DOCUMENT EXCERPT -
=======

Australian Open 2023: Tsitsipas cherishes 'great night' after holding off Sinner charge to reach QF
Stefanos Tsitsipas attained a thrilling 6-4, 6-4, 3-6, 4-6, 6-3 victory over Jannik Sinner in the fourth round of the Australian Open 2023 on Sunday.
Stefanos Tsitsipas attained a thrilling 6-4, 6-4, 3-6, 4-6, 6-3 victory over Jannik Sinner in the fourth round of the Australian Open on Sunday, passing an actual test of his ability to win titles.
Greek player faced the most challenging test of his season after cruising through his first three matches in Melbourne without dropping a set. That test came from 21-year-old Sinner.
Tsitsipas appeared to be on track to repeat his straight-set victory over the Italian in the pair's quarterfinal match at the 2022 Australian Open for the first two sets. Still, his dreams of a similarly lopsided outcome were shattered by a startling shift in his opponent's level.

=======

TO DO -
Decide whether each statement agrees with the match report, answering yes or no and quoting the words of the report that decide it.
1. Tsitsipas dropped a set in his first three matches in Melbourne.
2. Sinner is 21 years old.
3. The two players met in the quarterfinal of the 2022 Australian Open.
The listing is not needed here.

[Records from a data collection]

=======

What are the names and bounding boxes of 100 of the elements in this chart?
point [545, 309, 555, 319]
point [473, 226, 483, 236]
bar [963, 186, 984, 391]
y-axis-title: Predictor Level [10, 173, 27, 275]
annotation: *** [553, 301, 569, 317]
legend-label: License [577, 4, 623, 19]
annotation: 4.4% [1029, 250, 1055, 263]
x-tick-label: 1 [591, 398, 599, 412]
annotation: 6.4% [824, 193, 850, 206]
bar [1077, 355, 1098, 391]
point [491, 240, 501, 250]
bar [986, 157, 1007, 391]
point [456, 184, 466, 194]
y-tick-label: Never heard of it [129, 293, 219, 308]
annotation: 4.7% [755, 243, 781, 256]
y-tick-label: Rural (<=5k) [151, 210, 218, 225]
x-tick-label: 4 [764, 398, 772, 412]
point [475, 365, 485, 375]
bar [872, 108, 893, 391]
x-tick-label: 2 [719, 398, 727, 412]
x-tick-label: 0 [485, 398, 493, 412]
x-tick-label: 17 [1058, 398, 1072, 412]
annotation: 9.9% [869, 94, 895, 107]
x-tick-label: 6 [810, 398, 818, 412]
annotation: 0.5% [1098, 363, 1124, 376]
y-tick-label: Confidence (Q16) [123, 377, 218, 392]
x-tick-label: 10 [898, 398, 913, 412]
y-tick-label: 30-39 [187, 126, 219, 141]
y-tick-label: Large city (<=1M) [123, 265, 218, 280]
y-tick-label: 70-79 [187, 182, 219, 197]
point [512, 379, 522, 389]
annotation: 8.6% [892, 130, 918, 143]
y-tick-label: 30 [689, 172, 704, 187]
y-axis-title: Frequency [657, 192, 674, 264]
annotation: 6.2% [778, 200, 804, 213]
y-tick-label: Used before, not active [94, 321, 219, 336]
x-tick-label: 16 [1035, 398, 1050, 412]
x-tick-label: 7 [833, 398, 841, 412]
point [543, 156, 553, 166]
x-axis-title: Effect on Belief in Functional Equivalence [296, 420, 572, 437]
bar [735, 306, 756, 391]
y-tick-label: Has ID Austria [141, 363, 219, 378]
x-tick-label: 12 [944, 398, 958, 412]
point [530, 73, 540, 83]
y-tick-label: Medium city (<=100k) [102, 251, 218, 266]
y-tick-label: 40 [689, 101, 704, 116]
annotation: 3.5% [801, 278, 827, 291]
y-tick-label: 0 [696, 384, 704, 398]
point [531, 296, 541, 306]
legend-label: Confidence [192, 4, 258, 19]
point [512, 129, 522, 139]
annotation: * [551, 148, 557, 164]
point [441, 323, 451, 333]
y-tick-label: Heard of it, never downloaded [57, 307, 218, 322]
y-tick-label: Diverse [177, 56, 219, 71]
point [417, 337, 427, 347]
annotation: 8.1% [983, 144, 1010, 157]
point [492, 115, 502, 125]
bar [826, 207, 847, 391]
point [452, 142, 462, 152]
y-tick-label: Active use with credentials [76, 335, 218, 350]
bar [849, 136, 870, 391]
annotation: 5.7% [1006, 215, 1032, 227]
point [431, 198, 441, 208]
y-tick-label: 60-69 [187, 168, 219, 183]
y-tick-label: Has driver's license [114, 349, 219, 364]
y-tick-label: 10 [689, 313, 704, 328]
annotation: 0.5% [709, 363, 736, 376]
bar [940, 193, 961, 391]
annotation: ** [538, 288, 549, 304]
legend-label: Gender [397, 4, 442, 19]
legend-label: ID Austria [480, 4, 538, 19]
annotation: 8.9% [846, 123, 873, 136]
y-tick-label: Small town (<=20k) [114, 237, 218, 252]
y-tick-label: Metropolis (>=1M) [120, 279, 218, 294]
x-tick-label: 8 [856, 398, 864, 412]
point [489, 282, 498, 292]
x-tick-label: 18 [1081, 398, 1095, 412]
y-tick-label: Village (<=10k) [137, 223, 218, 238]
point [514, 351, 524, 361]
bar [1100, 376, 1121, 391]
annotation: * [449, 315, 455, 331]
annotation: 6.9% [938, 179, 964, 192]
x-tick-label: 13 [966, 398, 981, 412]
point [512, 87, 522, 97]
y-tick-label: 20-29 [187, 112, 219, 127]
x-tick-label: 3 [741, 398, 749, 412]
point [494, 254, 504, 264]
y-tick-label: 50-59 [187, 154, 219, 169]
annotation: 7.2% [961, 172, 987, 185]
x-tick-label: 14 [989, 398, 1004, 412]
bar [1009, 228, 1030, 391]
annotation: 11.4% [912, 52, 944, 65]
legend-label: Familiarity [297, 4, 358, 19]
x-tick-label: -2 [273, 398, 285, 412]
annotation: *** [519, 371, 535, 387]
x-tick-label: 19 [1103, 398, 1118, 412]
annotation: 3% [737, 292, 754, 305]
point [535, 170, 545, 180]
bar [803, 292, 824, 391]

=======

WRITTEN REPLY -
1. No: "cruising through his first three matches in Melbourne without dropping a set."
2. Yes: "That test came from 21-year-old Sinner."
3. Yes: "in the pair's quarterfinal match at the 2022 Australian Open"